Task to complete: Find every line of the listing below where "using" appears, and copy it.

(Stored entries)
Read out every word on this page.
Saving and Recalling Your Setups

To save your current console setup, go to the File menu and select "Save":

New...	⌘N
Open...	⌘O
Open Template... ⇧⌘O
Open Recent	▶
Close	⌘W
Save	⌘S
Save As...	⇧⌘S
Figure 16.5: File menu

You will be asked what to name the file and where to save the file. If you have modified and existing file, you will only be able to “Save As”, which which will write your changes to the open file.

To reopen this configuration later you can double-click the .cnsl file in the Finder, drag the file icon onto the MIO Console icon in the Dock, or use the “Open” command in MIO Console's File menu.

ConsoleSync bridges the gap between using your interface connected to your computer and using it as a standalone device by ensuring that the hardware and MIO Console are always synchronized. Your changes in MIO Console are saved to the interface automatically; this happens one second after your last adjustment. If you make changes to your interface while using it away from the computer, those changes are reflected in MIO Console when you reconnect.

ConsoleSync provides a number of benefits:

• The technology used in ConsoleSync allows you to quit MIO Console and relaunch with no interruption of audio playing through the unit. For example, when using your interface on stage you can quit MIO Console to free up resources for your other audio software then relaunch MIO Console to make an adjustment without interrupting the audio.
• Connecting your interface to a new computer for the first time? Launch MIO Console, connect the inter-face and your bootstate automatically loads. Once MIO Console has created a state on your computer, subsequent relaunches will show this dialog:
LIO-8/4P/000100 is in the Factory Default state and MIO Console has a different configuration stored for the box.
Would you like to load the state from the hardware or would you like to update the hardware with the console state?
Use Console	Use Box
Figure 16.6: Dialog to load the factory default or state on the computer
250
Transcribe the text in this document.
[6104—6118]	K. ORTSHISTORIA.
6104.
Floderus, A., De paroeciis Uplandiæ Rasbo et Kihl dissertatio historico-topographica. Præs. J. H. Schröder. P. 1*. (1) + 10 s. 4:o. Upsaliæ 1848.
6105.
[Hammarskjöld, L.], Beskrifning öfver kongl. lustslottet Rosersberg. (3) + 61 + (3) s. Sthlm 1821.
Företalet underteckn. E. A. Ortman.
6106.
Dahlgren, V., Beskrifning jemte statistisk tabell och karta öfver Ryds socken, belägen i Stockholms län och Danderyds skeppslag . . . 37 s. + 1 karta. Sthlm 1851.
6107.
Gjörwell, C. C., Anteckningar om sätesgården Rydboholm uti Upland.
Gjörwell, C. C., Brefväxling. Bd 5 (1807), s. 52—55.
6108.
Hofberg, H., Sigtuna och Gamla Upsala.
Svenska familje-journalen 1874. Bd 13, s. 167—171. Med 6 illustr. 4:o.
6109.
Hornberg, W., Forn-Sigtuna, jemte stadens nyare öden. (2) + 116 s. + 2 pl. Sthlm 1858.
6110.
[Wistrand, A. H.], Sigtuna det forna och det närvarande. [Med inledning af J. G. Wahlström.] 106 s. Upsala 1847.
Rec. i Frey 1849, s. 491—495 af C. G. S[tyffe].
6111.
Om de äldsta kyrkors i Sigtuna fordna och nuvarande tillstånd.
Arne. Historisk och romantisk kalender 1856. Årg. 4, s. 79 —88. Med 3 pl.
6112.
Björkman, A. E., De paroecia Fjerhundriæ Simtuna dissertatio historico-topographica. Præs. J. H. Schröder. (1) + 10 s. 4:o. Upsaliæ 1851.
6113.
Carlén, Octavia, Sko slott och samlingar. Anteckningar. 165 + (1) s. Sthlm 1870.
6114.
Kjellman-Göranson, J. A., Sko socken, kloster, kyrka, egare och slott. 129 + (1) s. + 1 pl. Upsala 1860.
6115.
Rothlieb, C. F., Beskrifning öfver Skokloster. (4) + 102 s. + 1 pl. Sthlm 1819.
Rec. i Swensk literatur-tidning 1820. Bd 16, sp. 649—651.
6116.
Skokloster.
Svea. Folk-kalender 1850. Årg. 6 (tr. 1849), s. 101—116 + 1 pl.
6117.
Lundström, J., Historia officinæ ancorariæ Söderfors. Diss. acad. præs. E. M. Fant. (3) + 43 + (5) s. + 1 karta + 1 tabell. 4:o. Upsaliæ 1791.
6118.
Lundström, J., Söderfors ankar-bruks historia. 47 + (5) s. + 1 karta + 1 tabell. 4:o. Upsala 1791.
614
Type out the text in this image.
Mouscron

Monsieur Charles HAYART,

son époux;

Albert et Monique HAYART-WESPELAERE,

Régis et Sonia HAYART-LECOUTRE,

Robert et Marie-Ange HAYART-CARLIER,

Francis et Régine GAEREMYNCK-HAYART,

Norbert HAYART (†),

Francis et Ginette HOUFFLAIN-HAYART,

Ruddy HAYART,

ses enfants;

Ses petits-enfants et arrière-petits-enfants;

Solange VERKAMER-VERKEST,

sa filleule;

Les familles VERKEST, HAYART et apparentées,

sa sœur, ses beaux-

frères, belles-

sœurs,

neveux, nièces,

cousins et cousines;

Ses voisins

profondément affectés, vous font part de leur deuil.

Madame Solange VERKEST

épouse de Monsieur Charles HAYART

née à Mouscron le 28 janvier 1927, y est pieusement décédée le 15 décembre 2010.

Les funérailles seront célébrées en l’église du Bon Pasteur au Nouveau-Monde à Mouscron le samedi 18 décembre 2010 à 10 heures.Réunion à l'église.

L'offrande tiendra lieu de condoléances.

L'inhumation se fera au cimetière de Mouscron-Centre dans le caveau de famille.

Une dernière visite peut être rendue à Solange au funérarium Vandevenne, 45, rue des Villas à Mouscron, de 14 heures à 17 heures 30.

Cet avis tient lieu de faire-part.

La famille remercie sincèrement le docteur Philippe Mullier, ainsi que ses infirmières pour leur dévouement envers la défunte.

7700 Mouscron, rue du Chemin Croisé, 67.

Exercise solution:
ConsoleSync bridges the gap between using your interface connected to your computer and using it as a standalone device by ensuring that the hardware and MIO Console are always synchronized. Your changes in MIO Console are saved to the interface automatically; this happens one second after your last adjustment. If you make changes to your interface while using it away from the computer, those changes are reflected in MIO Console when you reconnect.
• The technology used in ConsoleSync allows you to quit MIO Console and relaunch with no interruption of audio playing through the unit. For example, when using your interface on stage you can quit MIO Console to free up resources for your other audio software then relaunch MIO Console to make an adjustment without interrupting the audio.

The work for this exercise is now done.